───── STORED DATA
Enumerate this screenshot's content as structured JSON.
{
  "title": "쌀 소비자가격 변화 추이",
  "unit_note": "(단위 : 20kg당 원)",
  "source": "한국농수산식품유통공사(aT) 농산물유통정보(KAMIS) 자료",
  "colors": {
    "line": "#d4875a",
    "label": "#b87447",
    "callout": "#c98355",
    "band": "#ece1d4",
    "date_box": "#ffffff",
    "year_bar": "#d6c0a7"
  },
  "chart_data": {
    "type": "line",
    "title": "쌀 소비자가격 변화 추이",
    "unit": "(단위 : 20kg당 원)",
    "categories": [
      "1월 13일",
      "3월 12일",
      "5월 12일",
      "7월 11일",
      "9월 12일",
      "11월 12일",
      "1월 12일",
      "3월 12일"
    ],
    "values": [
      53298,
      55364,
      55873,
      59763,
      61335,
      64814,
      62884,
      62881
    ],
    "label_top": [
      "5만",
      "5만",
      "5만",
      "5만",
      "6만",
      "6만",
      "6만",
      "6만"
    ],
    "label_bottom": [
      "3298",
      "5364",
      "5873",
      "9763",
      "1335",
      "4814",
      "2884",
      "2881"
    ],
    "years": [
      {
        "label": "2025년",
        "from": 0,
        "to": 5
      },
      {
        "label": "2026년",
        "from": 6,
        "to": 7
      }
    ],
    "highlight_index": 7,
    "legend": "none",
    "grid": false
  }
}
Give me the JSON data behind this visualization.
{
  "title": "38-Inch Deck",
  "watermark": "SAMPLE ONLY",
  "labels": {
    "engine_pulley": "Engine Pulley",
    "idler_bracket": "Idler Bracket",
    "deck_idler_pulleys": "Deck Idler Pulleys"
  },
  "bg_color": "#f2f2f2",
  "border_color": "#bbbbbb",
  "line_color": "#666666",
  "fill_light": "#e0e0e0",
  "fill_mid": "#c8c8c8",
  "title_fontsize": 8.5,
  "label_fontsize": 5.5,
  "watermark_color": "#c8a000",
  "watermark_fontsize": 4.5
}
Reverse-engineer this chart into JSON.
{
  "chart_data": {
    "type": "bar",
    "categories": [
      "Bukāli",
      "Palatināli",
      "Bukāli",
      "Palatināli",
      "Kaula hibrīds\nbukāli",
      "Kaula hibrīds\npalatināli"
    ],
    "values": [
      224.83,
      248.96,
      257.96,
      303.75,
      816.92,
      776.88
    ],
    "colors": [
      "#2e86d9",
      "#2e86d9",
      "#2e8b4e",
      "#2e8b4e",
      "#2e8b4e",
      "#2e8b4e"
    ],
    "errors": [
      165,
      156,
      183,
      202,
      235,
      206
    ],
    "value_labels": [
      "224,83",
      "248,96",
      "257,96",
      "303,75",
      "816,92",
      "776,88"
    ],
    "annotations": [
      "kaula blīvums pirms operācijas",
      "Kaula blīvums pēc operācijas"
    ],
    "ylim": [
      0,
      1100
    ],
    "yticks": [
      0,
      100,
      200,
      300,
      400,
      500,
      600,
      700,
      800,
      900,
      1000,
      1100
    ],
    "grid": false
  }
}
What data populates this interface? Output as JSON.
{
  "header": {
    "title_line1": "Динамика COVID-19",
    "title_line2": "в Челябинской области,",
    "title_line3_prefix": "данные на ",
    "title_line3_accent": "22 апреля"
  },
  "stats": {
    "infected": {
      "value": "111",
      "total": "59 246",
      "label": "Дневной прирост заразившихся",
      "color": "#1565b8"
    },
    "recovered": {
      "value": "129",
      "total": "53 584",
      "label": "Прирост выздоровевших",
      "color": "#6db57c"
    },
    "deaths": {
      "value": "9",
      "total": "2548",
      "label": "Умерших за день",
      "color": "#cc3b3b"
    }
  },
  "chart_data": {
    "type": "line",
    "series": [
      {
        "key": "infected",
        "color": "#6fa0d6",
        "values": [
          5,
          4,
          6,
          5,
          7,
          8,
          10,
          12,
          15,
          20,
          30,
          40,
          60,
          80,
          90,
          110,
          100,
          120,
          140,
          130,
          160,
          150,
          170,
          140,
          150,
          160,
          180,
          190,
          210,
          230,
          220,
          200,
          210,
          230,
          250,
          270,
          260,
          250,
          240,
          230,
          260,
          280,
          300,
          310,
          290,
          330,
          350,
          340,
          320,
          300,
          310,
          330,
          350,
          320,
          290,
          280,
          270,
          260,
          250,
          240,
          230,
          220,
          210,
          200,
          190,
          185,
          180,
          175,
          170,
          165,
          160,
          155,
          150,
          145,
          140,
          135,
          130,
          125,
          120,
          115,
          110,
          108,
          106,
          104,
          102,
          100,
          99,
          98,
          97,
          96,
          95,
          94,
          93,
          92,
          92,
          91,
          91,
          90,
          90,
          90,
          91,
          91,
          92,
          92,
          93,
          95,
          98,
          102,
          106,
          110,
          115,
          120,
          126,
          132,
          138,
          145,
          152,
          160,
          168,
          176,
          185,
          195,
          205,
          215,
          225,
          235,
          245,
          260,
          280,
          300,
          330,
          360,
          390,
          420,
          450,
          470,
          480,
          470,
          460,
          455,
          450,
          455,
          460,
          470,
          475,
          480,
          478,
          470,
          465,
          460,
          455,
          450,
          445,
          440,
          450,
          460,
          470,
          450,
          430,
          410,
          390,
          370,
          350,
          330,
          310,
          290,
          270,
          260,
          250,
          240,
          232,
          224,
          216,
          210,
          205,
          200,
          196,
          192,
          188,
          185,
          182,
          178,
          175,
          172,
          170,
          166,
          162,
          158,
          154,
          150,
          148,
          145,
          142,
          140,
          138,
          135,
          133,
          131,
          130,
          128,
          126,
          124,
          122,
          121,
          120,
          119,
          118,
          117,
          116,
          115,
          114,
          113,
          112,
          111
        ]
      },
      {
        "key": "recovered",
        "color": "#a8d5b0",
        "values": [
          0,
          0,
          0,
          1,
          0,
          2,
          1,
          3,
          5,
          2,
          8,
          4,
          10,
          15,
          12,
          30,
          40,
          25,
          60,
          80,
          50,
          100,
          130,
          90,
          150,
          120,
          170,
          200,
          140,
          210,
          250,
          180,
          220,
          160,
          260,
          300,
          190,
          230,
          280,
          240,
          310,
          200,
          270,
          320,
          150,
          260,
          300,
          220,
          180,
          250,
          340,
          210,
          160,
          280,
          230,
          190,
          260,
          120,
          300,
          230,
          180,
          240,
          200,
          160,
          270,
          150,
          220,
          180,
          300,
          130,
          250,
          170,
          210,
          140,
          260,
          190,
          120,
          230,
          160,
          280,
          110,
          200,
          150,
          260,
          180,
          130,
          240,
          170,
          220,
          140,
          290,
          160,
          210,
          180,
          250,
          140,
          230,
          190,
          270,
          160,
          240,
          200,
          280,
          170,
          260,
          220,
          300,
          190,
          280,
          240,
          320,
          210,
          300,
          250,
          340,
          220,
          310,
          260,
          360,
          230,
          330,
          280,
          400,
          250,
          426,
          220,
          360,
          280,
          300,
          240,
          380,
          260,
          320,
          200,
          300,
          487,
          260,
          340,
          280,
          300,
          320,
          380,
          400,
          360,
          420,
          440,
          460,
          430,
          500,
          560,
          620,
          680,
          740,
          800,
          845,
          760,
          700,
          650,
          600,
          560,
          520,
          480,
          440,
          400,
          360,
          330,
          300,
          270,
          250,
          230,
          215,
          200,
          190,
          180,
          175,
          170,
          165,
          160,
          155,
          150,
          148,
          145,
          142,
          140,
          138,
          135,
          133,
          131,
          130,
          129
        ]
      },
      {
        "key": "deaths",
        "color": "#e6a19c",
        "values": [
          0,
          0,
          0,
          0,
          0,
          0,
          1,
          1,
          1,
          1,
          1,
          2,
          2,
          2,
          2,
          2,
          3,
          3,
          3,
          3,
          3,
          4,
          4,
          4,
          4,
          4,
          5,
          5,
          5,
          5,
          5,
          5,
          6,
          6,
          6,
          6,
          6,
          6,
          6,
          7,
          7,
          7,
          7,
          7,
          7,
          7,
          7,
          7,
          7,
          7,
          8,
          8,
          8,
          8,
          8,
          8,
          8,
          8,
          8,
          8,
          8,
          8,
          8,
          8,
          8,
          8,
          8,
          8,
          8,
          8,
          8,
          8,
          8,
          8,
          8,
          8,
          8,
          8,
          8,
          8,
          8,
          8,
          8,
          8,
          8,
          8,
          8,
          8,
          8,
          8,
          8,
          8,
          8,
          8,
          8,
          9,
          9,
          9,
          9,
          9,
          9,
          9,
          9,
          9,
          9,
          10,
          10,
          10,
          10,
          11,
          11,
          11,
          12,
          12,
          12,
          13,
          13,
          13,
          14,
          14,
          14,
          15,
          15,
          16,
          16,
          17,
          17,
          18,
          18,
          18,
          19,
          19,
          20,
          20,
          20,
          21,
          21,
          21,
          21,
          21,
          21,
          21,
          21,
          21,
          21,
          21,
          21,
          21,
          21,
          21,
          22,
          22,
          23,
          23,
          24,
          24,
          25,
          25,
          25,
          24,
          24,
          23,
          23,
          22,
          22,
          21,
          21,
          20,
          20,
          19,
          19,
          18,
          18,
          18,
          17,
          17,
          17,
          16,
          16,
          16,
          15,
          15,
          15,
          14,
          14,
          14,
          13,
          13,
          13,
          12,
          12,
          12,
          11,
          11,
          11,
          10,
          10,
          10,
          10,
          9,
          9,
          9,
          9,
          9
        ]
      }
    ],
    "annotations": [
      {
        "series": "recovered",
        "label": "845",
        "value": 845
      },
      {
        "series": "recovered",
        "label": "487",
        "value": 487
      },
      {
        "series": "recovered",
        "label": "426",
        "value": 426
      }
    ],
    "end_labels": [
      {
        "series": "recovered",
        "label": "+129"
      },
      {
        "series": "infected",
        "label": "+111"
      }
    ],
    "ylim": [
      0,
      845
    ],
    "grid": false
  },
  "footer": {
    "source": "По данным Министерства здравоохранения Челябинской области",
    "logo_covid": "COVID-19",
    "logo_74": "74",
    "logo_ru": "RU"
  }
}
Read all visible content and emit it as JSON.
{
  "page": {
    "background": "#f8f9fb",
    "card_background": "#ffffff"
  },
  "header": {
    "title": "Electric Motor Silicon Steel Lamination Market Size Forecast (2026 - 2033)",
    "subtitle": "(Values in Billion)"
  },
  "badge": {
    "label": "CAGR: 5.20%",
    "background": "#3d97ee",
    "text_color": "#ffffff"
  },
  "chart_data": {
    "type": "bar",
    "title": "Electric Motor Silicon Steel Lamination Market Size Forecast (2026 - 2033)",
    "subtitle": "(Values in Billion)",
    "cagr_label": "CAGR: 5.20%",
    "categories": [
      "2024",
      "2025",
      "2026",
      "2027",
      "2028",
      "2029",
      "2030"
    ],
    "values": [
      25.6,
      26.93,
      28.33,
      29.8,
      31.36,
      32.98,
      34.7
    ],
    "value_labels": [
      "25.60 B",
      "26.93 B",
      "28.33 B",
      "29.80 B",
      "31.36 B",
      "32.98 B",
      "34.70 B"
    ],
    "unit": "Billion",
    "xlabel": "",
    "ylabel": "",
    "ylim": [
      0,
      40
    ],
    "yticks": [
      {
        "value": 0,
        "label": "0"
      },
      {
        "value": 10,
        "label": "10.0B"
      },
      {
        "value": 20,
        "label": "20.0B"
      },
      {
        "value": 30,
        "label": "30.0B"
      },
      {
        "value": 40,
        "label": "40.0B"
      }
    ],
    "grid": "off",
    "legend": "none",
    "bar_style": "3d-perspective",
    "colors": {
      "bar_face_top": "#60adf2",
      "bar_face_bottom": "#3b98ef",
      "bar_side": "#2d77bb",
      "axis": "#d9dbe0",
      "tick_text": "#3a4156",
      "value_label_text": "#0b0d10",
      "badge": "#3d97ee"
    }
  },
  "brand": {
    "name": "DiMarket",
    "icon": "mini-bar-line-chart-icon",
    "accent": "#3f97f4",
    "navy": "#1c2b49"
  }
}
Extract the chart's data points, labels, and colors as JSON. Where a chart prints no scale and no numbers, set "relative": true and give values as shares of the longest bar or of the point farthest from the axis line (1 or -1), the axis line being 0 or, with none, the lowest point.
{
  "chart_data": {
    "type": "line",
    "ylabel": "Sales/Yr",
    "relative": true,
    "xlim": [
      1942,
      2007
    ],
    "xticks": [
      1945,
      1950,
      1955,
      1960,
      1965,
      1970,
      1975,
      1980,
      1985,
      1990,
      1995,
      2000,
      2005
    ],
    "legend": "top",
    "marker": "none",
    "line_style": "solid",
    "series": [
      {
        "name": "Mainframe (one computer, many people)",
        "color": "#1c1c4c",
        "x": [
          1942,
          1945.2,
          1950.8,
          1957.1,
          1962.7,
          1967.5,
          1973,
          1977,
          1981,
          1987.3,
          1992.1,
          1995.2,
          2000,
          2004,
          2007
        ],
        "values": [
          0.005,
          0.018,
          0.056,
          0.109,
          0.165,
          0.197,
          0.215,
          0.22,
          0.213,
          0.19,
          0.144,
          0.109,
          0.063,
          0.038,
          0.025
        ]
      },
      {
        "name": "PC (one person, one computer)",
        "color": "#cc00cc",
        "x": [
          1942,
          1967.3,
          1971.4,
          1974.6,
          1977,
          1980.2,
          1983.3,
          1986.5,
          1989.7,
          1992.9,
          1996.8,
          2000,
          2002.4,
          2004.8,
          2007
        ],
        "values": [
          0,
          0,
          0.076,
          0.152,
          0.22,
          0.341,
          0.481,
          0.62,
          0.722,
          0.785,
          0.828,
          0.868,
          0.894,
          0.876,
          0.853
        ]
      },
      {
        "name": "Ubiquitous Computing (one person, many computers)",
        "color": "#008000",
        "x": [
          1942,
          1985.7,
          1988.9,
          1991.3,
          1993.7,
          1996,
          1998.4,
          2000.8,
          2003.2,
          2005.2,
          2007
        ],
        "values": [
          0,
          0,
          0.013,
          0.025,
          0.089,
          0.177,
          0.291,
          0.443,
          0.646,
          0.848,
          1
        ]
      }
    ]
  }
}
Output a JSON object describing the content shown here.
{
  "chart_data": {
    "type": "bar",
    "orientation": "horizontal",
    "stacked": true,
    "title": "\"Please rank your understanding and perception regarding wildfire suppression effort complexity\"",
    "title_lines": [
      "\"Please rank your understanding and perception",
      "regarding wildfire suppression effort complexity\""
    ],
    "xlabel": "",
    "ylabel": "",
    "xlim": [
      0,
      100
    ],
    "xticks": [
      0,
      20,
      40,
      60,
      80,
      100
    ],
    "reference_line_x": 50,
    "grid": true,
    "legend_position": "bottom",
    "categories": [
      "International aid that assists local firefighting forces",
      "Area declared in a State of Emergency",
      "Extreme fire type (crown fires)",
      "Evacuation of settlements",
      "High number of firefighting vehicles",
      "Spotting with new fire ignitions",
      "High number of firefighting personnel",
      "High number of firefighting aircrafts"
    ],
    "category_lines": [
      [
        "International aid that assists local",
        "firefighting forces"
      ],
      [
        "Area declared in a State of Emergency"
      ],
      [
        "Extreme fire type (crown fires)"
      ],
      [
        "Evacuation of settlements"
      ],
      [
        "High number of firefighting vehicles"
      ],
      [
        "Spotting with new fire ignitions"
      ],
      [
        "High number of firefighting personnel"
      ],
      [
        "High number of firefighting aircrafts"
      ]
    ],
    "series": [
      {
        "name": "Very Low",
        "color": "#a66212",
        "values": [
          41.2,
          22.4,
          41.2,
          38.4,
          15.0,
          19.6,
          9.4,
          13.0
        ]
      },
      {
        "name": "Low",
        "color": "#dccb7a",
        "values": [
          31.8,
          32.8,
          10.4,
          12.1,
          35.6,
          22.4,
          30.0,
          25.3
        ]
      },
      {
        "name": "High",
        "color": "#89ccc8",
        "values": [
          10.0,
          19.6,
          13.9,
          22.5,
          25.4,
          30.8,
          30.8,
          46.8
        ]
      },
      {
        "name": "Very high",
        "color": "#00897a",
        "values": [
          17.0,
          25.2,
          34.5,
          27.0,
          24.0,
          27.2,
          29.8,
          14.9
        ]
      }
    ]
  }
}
──────────
◆ WORK INSTRUCTIONS: Copy in full each line that holds the word "assists".

◆ THE COMPLETED TASK:
      "International aid that assists local firefighting forces",
        "International aid that assists local",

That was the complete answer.